_EXERCISE DIRECTIONS_
Give the number of lines in the records below that include "Contact", and nothing more.

[Saved entries]
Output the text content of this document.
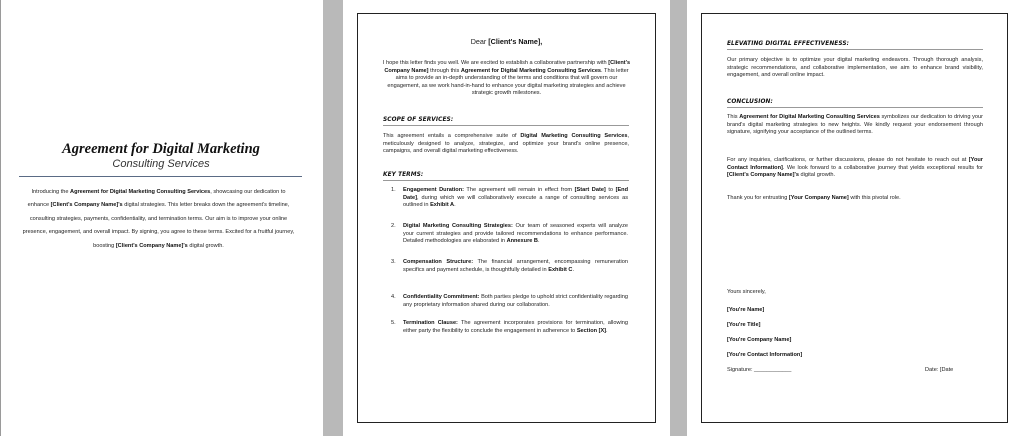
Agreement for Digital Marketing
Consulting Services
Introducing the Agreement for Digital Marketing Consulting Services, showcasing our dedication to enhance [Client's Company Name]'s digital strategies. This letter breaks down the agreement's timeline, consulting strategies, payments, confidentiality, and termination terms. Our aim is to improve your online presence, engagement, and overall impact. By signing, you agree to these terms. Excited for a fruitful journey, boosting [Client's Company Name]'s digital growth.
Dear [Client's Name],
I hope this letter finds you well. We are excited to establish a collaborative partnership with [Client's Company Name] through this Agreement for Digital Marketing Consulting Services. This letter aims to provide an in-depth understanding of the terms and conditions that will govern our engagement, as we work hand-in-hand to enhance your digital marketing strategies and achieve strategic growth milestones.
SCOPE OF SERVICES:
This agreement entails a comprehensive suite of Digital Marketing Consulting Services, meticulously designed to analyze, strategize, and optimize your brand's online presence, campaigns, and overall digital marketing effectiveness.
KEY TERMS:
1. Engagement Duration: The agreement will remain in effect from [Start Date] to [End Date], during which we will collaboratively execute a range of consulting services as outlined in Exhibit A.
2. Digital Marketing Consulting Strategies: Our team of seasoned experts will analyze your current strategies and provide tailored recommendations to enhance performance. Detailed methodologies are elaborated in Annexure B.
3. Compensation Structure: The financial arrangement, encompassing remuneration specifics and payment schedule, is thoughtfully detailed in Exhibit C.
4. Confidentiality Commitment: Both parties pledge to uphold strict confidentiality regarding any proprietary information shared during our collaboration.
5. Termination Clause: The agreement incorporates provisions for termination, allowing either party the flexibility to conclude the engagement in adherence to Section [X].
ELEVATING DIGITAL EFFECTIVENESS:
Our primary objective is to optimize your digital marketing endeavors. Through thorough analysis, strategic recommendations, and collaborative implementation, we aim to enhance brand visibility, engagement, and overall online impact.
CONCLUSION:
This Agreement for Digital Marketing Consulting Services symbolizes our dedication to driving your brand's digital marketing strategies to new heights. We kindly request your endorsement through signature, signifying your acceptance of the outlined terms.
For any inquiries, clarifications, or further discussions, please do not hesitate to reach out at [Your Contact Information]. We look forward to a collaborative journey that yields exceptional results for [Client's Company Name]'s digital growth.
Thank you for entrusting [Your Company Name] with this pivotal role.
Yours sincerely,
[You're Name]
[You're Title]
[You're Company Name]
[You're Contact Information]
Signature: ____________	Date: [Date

==

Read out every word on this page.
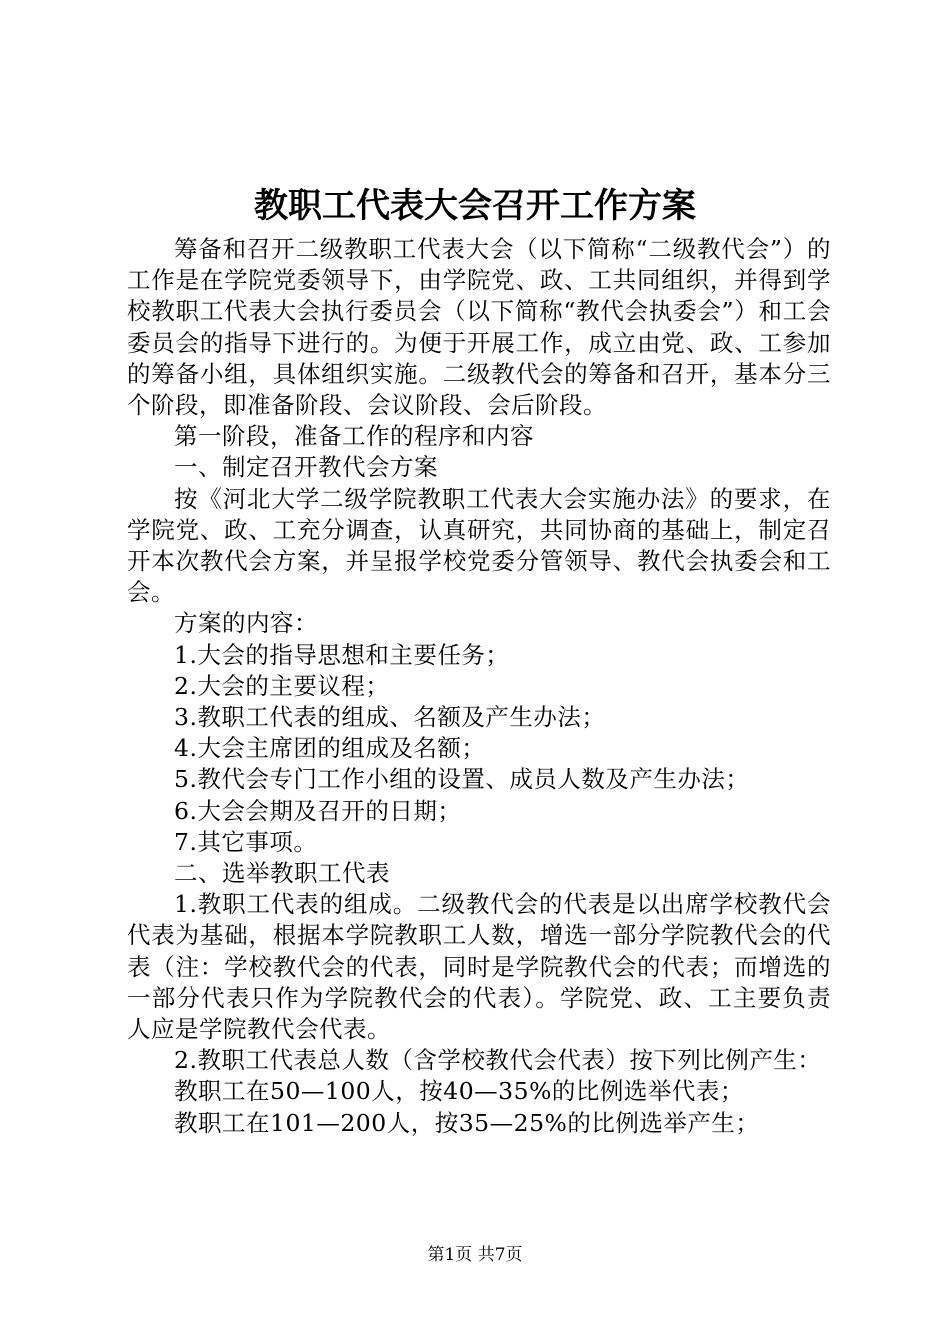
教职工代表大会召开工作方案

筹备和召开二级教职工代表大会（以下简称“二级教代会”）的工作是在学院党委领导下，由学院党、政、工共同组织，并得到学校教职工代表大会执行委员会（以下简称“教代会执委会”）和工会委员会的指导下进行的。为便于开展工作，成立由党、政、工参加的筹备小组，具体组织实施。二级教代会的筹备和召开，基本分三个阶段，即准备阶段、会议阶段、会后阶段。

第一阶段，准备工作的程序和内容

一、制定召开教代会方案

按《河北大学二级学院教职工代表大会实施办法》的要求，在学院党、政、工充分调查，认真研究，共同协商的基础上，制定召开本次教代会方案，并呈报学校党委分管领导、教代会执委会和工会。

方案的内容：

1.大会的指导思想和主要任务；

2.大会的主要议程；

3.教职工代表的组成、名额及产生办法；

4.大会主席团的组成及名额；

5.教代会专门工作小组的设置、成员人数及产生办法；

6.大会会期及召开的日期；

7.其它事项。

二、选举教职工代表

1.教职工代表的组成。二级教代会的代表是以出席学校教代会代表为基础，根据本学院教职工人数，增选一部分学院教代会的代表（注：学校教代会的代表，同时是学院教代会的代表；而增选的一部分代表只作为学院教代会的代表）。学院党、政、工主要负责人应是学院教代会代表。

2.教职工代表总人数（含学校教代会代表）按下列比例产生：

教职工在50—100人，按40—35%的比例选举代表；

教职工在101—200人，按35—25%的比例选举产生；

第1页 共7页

_WORKED ANSWER_
2